Problem description:
In the data, extract each line that holds the string "Budapest".

Data shown:

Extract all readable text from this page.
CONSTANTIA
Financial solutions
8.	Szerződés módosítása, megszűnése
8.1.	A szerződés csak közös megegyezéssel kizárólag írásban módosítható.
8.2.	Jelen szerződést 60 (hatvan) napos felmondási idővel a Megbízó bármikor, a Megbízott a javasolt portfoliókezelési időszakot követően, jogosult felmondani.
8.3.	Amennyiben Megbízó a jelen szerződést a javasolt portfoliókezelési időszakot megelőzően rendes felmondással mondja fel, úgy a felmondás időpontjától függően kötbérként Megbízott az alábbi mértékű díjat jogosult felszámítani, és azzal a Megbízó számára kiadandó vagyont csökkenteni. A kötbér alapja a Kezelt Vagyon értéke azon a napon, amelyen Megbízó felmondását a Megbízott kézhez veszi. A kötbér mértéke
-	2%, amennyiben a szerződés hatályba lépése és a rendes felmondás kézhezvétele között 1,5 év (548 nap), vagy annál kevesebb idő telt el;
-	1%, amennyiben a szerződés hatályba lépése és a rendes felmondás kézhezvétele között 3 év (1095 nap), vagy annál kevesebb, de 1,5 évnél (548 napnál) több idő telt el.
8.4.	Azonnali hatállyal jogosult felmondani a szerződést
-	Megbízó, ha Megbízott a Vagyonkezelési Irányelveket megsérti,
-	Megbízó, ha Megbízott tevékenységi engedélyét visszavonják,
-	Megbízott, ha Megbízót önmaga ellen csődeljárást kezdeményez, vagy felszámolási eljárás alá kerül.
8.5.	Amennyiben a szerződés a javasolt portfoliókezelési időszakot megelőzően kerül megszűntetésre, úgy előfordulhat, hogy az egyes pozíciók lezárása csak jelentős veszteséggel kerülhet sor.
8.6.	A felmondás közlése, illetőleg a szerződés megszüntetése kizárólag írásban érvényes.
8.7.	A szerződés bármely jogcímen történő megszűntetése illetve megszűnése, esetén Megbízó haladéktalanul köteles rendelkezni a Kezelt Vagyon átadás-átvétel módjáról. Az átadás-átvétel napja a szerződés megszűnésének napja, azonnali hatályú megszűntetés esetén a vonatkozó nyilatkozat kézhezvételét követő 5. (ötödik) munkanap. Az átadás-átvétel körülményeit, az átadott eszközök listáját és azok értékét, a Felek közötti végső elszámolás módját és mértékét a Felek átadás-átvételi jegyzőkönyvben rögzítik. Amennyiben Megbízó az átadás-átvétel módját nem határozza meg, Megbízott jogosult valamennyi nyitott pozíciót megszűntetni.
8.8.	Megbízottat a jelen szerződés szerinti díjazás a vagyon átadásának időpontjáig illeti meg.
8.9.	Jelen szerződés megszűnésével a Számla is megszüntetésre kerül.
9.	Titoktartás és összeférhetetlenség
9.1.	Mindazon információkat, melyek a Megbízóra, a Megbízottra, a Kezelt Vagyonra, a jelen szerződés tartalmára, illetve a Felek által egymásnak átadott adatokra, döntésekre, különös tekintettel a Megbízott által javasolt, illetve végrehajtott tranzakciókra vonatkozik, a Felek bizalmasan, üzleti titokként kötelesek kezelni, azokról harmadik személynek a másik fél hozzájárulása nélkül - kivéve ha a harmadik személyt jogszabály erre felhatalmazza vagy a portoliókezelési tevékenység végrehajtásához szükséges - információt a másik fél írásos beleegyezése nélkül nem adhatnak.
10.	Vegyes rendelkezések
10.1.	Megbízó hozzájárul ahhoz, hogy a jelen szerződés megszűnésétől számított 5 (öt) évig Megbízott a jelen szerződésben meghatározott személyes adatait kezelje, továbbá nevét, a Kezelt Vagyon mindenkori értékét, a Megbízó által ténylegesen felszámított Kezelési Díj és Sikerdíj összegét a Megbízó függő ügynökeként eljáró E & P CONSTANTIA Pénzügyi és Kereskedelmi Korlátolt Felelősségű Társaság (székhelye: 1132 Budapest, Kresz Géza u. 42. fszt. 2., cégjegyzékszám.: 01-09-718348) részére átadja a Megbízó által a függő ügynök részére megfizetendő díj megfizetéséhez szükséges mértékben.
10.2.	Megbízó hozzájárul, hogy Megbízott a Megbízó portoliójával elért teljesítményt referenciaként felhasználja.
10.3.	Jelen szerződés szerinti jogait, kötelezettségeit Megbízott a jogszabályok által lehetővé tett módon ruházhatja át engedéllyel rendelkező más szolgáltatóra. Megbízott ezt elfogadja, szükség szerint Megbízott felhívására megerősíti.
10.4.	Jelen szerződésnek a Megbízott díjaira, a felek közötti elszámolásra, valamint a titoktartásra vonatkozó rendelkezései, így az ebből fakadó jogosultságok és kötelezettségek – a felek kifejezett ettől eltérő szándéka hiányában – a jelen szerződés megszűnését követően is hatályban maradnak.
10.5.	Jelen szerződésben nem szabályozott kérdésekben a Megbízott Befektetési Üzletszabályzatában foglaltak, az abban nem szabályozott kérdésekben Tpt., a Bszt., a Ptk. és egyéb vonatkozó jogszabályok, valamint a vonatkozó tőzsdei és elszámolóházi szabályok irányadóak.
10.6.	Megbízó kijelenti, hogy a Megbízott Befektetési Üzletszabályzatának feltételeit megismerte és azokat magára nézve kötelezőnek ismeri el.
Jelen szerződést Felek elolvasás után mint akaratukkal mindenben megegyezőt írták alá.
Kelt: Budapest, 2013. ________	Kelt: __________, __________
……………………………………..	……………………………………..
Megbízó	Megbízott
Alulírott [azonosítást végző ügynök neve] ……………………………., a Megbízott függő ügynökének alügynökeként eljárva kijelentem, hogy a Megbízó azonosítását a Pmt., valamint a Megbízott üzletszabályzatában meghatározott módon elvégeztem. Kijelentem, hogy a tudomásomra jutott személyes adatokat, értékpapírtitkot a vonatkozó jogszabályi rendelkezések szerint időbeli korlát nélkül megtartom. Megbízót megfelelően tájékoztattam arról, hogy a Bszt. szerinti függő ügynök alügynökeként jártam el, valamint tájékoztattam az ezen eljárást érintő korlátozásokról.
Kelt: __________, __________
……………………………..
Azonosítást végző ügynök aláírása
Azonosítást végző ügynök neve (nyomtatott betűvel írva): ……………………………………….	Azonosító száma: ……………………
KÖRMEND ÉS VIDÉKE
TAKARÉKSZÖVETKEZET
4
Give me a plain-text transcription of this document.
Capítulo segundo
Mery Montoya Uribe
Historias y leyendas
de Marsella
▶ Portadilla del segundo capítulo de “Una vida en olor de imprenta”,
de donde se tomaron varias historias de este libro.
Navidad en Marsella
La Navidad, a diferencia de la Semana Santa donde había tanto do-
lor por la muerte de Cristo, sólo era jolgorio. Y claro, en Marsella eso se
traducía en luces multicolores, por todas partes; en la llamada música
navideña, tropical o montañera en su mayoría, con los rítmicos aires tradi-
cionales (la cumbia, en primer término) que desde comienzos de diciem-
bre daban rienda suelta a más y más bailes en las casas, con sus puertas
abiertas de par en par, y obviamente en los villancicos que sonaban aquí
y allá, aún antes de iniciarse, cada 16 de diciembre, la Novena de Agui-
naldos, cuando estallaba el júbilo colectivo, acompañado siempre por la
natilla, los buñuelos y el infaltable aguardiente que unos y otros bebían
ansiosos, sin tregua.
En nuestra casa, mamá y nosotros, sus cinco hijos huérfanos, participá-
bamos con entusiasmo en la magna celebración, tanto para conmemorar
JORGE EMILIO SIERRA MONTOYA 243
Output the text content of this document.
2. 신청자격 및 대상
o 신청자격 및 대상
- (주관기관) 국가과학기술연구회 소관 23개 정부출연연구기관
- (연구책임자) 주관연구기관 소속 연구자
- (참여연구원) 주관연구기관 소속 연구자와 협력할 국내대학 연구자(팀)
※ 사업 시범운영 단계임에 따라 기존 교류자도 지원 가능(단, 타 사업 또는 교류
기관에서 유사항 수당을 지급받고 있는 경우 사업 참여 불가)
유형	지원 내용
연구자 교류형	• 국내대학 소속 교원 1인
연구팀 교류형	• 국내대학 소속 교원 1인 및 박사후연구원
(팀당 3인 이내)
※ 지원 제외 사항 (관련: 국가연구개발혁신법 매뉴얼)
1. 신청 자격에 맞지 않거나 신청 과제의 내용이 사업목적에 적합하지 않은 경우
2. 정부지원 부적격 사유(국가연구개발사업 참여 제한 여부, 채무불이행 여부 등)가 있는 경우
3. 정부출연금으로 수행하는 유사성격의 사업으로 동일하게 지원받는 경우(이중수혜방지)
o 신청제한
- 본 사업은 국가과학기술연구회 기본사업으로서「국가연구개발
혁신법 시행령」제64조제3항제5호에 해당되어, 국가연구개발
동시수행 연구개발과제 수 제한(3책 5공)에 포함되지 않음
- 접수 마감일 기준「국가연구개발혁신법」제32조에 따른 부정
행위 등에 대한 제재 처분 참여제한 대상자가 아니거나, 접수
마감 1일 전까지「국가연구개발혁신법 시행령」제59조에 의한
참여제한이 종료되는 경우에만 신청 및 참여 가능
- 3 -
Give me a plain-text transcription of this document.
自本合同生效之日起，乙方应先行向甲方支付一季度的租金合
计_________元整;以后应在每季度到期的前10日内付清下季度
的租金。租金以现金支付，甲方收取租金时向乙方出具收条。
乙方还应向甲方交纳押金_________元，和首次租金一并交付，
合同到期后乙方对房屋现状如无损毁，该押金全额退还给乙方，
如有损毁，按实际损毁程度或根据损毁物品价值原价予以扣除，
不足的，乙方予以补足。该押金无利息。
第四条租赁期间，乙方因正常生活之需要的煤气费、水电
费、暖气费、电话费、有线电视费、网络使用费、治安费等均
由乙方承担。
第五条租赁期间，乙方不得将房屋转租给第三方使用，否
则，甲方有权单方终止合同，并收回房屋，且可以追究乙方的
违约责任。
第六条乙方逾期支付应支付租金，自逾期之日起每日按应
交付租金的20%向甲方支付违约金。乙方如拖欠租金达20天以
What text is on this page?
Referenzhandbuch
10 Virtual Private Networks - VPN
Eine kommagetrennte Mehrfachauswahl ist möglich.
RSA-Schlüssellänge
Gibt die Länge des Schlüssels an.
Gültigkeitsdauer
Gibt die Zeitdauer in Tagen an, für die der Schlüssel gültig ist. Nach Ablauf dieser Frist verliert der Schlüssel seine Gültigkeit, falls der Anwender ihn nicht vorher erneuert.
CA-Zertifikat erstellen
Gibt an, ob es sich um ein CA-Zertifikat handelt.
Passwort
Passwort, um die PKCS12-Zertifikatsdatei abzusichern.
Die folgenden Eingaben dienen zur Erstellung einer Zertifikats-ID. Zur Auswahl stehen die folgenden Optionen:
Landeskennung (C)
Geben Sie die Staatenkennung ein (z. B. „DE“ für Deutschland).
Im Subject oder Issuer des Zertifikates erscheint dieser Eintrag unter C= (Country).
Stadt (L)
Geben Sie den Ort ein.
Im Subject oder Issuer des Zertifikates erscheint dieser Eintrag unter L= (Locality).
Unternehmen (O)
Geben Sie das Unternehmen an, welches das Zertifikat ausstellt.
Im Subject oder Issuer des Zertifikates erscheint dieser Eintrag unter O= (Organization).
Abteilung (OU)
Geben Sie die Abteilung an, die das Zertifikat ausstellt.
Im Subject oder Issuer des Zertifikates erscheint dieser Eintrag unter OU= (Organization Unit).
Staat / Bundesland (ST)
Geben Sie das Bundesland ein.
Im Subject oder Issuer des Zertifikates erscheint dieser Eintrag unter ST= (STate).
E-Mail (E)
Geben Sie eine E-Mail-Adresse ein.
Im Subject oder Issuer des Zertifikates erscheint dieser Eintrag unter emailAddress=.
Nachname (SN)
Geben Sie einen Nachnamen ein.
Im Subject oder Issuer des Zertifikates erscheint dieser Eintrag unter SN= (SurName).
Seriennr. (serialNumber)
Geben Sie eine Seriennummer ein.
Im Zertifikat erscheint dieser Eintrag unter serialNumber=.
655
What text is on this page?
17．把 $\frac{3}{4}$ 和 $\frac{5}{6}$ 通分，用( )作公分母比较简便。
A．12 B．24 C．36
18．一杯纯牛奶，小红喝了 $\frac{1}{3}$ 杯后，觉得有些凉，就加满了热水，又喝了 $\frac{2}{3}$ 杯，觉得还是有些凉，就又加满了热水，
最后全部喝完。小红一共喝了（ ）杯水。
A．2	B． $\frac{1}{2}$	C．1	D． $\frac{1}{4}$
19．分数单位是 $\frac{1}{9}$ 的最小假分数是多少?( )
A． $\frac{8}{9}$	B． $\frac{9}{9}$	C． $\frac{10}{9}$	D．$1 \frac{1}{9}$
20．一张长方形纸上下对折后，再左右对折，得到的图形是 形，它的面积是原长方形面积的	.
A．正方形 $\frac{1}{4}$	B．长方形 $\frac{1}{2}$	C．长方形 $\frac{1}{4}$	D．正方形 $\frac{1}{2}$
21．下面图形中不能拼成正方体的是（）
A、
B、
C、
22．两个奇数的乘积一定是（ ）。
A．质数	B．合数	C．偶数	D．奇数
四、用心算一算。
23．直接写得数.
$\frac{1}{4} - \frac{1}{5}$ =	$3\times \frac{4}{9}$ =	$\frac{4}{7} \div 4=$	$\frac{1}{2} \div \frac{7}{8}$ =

Final result:
10.1.	Megbízó hozzájárul ahhoz, hogy a jelen szerződés megszűnésétől számított 5 (öt) évig Megbízott a jelen szerződésben meghatározott személyes adatait kezelje, továbbá nevét, a Kezelt Vagyon mindenkori értékét, a Megbízó által ténylegesen felszámított Kezelési Díj és Sikerdíj összegét a Megbízó függő ügynökeként eljáró E & P CONSTANTIA Pénzügyi és Kereskedelmi Korlátolt Felelősségű Társaság (székhelye: 1132 Budapest, Kresz Géza u. 42. fszt. 2., cégjegyzékszám.: 01-09-718348) részére átadja a Megbízó által a függő ügynök részére megfizetendő díj megfizetéséhez szükséges mértékben.
Kelt: Budapest, 2013. ________	Kelt: __________, __________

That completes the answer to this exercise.